• **WORK INSTRUCTION**: The lines of the records that include "correlated" should all be copied.

--- START ---

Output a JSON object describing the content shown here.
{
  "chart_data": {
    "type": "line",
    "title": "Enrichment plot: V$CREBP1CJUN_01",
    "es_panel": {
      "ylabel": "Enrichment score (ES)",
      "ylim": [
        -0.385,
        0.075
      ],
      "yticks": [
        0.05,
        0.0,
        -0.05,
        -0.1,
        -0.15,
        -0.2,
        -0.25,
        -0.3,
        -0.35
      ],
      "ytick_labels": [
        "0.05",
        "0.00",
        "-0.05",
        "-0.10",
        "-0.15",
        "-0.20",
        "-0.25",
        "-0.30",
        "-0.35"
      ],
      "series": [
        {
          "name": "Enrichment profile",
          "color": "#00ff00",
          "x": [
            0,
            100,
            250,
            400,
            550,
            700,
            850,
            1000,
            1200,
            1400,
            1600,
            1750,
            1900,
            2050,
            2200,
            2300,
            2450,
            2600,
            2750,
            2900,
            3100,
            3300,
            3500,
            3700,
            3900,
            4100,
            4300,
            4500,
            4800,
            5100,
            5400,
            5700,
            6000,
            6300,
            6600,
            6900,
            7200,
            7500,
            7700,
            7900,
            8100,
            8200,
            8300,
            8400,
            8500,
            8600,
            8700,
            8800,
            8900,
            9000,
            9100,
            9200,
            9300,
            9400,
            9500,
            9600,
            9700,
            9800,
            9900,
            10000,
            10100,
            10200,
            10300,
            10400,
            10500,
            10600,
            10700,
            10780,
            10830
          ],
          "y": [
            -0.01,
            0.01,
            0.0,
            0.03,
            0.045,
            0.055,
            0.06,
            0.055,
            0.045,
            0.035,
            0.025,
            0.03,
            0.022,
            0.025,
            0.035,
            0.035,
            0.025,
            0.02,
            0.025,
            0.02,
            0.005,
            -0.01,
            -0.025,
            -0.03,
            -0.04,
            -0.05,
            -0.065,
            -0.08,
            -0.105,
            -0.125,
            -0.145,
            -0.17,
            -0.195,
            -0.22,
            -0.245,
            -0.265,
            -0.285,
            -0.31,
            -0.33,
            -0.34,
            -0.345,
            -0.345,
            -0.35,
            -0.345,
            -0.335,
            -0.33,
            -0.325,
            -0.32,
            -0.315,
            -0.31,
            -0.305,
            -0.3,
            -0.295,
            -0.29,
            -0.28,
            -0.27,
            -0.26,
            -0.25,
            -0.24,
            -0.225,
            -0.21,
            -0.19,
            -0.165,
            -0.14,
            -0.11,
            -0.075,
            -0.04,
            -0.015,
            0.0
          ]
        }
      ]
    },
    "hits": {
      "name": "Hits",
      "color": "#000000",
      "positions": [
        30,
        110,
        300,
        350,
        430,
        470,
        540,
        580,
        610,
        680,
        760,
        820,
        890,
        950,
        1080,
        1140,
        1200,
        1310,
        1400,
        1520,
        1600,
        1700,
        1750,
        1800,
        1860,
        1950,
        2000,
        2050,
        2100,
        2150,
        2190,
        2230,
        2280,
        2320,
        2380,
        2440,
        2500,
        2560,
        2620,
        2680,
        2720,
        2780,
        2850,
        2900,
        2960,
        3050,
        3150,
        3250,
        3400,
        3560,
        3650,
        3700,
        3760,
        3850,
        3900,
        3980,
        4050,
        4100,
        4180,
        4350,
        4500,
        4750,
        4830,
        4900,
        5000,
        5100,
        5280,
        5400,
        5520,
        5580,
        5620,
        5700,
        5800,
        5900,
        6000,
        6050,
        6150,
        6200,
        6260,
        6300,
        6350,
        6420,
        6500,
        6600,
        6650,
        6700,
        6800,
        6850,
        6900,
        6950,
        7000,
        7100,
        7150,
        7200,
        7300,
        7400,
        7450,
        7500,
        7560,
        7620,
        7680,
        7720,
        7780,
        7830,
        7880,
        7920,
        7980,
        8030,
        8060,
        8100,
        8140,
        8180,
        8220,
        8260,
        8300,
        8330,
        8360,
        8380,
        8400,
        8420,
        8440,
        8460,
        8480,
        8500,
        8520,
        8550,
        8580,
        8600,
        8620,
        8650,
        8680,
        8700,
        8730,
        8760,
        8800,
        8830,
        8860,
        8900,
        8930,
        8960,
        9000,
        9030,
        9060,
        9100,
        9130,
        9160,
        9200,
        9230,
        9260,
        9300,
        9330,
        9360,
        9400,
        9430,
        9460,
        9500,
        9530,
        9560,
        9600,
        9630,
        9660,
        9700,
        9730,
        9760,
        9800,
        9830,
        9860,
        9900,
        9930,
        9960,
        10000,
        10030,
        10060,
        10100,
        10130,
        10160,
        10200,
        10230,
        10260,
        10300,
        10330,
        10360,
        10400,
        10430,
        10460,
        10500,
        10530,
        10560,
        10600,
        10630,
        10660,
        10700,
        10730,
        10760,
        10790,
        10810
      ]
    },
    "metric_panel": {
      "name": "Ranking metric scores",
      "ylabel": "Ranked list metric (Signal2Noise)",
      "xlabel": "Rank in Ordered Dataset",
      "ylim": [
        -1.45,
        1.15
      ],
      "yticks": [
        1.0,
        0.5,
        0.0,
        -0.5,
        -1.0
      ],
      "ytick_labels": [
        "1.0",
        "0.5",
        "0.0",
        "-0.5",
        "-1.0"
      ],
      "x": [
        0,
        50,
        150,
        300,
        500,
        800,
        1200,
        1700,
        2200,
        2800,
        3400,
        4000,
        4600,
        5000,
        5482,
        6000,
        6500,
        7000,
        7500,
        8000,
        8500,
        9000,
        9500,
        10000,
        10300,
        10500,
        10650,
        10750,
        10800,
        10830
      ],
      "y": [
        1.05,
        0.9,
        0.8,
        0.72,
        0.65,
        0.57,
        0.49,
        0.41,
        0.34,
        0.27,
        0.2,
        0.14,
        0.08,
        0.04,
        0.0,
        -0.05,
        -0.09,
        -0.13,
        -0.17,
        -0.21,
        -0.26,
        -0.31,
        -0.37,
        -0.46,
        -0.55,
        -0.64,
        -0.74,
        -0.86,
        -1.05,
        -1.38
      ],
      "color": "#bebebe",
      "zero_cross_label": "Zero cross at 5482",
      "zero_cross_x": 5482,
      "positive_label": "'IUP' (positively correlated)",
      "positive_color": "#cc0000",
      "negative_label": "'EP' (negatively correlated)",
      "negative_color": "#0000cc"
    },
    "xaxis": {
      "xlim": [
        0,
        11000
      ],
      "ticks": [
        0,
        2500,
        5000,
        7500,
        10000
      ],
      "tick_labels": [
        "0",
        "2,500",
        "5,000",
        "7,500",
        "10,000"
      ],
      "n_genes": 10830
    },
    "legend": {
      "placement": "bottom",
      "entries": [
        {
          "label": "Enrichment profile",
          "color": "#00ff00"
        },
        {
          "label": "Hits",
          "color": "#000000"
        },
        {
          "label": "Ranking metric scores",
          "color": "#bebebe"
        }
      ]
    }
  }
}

--- END ---

• **EXERCISE SOLUTION**:
      "positive_label": "'IUP' (positively correlated)",
      "negative_label": "'EP' (negatively correlated)",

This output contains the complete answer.